OBJECTIVE: Return every line of the material below unchanged and in the same order.

RECORDS FOR THE TASK:
+ + + + + + +
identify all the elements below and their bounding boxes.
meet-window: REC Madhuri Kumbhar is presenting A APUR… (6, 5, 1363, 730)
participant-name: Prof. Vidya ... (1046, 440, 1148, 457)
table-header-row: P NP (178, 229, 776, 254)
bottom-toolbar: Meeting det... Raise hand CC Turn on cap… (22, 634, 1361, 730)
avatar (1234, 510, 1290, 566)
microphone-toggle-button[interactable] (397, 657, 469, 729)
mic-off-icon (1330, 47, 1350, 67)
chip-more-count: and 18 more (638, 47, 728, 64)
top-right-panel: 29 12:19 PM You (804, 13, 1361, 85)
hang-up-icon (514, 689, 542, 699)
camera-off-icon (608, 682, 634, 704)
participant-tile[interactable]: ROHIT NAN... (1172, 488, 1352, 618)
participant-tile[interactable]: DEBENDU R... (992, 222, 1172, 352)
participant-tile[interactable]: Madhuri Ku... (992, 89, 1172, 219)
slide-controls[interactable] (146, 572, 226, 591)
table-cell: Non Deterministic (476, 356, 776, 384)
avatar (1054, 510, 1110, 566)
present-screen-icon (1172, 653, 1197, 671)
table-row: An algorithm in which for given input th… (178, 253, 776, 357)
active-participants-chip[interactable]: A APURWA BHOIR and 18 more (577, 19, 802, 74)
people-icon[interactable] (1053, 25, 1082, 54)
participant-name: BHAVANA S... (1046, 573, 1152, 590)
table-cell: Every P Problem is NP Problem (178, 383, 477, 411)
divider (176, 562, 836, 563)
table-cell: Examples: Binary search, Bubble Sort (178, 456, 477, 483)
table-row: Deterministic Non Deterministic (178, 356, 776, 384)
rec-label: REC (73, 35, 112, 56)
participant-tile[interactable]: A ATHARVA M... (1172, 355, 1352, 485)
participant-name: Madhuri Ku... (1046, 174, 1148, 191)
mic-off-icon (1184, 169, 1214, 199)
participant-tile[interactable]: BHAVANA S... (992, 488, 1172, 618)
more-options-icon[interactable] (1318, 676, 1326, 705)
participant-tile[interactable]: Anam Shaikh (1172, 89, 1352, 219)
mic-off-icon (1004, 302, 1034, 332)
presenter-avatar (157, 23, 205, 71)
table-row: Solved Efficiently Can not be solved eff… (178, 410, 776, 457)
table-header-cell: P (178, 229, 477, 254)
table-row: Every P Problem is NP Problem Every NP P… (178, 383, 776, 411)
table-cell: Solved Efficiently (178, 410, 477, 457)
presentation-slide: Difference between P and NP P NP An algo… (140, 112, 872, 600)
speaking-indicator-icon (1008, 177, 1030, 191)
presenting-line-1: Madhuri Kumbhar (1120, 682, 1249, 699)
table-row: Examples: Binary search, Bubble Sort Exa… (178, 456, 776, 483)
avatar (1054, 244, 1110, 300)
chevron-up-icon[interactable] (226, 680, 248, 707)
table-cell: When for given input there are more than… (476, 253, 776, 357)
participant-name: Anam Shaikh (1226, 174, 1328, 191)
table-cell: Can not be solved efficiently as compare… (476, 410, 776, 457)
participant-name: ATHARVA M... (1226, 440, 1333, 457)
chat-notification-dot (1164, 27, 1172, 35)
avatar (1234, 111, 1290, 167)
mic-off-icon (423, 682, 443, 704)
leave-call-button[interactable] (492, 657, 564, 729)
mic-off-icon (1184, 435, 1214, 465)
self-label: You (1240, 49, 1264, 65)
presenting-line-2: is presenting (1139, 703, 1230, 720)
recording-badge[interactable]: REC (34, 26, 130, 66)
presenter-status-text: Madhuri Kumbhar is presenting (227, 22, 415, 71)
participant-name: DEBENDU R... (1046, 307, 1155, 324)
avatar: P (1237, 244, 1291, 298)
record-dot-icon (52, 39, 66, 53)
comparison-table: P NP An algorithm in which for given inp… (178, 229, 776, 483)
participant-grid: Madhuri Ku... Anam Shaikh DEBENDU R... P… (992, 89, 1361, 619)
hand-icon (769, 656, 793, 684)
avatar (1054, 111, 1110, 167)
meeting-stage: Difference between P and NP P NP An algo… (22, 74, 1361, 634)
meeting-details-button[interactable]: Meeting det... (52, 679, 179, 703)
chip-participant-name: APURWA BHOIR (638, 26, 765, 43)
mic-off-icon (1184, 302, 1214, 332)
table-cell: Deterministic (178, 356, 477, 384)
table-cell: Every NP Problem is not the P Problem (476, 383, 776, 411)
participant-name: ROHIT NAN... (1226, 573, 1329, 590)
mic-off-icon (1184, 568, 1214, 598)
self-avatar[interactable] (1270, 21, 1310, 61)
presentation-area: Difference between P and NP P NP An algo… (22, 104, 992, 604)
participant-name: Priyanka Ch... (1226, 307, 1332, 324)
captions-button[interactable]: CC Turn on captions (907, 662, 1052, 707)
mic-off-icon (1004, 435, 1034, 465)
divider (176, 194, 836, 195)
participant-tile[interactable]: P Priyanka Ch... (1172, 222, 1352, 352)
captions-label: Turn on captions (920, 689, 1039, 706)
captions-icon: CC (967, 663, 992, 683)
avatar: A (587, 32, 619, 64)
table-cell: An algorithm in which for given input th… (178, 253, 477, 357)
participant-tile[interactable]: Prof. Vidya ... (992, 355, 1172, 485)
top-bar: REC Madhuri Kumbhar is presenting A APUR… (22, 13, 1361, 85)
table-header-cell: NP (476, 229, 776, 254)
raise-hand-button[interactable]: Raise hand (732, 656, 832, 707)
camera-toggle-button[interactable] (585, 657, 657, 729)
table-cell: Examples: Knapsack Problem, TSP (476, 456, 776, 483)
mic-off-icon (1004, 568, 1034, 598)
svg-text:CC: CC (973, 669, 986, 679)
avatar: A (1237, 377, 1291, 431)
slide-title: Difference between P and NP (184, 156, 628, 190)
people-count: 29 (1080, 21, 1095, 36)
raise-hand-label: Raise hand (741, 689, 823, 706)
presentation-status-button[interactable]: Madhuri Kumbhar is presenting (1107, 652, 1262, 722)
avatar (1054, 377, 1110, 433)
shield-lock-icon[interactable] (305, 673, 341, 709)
+ + + + + + +
THE SOLUTION:
identify all the elements below and their bounding boxes.
meet-window: REC Madhuri Kumbhar is presenting A APUR… (6, 5, 1363, 730)
participant-name: Prof. Vidya ... (1046, 440, 1148, 457)
table-header-row: P NP (178, 229, 776, 254)
bottom-toolbar: Meeting det... Raise hand CC Turn on cap… (22, 634, 1361, 730)
avatar (1234, 510, 1290, 566)
microphone-toggle-button[interactable] (397, 657, 469, 729)
mic-off-icon (1330, 47, 1350, 67)
chip-more-count: and 18 more (638, 47, 728, 64)
top-right-panel: 29 12:19 PM You (804, 13, 1361, 85)
hang-up-icon (514, 689, 542, 699)
camera-off-icon (608, 682, 634, 704)
participant-tile[interactable]: ROHIT NAN... (1172, 488, 1352, 618)
participant-tile[interactable]: DEBENDU R... (992, 222, 1172, 352)
participant-tile[interactable]: Madhuri Ku... (992, 89, 1172, 219)
slide-controls[interactable] (146, 572, 226, 591)
table-cell: Non Deterministic (476, 356, 776, 384)
avatar (1054, 510, 1110, 566)
present-screen-icon (1172, 653, 1197, 671)
table-row: An algorithm in which for given input th… (178, 253, 776, 357)
active-participants-chip[interactable]: A APURWA BHOIR and 18 more (577, 19, 802, 74)
people-icon[interactable] (1053, 25, 1082, 54)
participant-name: BHAVANA S... (1046, 573, 1152, 590)
table-cell: Every P Problem is NP Problem (178, 383, 477, 411)
divider (176, 562, 836, 563)
table-cell: Examples: Binary search, Bubble Sort (178, 456, 477, 483)
table-row: Deterministic Non Deterministic (178, 356, 776, 384)
rec-label: REC (73, 35, 112, 56)
participant-tile[interactable]: A ATHARVA M... (1172, 355, 1352, 485)
participant-name: Madhuri Ku... (1046, 174, 1148, 191)
mic-off-icon (1184, 169, 1214, 199)
participant-tile[interactable]: BHAVANA S... (992, 488, 1172, 618)
more-options-icon[interactable] (1318, 676, 1326, 705)
participant-tile[interactable]: Anam Shaikh (1172, 89, 1352, 219)
mic-off-icon (1004, 302, 1034, 332)
presenter-avatar (157, 23, 205, 71)
table-row: Solved Efficiently Can not be solved eff… (178, 410, 776, 457)
table-header-cell: P (178, 229, 477, 254)
table-row: Every P Problem is NP Problem Every NP P… (178, 383, 776, 411)
table-cell: Solved Efficiently (178, 410, 477, 457)
presentation-slide: Difference between P and NP P NP An algo… (140, 112, 872, 600)
speaking-indicator-icon (1008, 177, 1030, 191)
presenting-line-1: Madhuri Kumbhar (1120, 682, 1249, 699)
table-row: Examples: Binary search, Bubble Sort Exa… (178, 456, 776, 483)
avatar (1054, 244, 1110, 300)
chevron-up-icon[interactable] (226, 680, 248, 707)
table-cell: When for given input there are more than… (476, 253, 776, 357)
participant-name: Anam Shaikh (1226, 174, 1328, 191)
table-cell: Can not be solved efficiently as compare… (476, 410, 776, 457)
participant-name: ATHARVA M... (1226, 440, 1333, 457)
chat-notification-dot (1164, 27, 1172, 35)
avatar (1234, 111, 1290, 167)
mic-off-icon (423, 682, 443, 704)
leave-call-button[interactable] (492, 657, 564, 729)
mic-off-icon (1184, 435, 1214, 465)
self-label: You (1240, 49, 1264, 65)
presenting-line-2: is presenting (1139, 703, 1230, 720)
recording-badge[interactable]: REC (34, 26, 130, 66)
presenter-status-text: Madhuri Kumbhar is presenting (227, 22, 415, 71)
participant-name: DEBENDU R... (1046, 307, 1155, 324)
avatar: P (1237, 244, 1291, 298)
record-dot-icon (52, 39, 66, 53)
comparison-table: P NP An algorithm in which for given inp… (178, 229, 776, 483)
participant-grid: Madhuri Ku... Anam Shaikh DEBENDU R... P… (992, 89, 1361, 619)
hand-icon (769, 656, 793, 684)
avatar (1054, 111, 1110, 167)
meeting-stage: Difference between P and NP P NP An algo… (22, 74, 1361, 634)
meeting-details-button[interactable]: Meeting det... (52, 679, 179, 703)
chip-participant-name: APURWA BHOIR (638, 26, 765, 43)
mic-off-icon (1184, 302, 1214, 332)
table-cell: Deterministic (178, 356, 477, 384)
table-cell: Every NP Problem is not the P Problem (476, 383, 776, 411)
participant-name: ROHIT NAN... (1226, 573, 1329, 590)
mic-off-icon (1184, 568, 1214, 598)
self-avatar[interactable] (1270, 21, 1310, 61)
presentation-area: Difference between P and NP P NP An algo… (22, 104, 992, 604)
participant-name: Priyanka Ch... (1226, 307, 1332, 324)
captions-button[interactable]: CC Turn on captions (907, 662, 1052, 707)
mic-off-icon (1004, 435, 1034, 465)
divider (176, 194, 836, 195)
participant-tile[interactable]: P Priyanka Ch... (1172, 222, 1352, 352)
captions-label: Turn on captions (920, 689, 1039, 706)
captions-icon: CC (967, 663, 992, 683)
avatar: A (587, 32, 619, 64)
table-cell: An algorithm in which for given input th… (178, 253, 477, 357)
participant-tile[interactable]: Prof. Vidya ... (992, 355, 1172, 485)
top-bar: REC Madhuri Kumbhar is presenting A APUR… (22, 13, 1361, 85)
table-header-cell: NP (476, 229, 776, 254)
raise-hand-button[interactable]: Raise hand (732, 656, 832, 707)
camera-toggle-button[interactable] (585, 657, 657, 729)
table-cell: Examples: Knapsack Problem, TSP (476, 456, 776, 483)
mic-off-icon (1004, 568, 1034, 598)
svg-text:CC: CC (973, 669, 986, 679)
avatar: A (1237, 377, 1291, 431)
slide-title: Difference between P and NP (184, 156, 628, 190)
people-count: 29 (1080, 21, 1095, 36)
raise-hand-label: Raise hand (741, 689, 823, 706)
presentation-status-button[interactable]: Madhuri Kumbhar is presenting (1107, 652, 1262, 722)
avatar (1054, 377, 1110, 433)
shield-lock-icon[interactable] (305, 673, 341, 709)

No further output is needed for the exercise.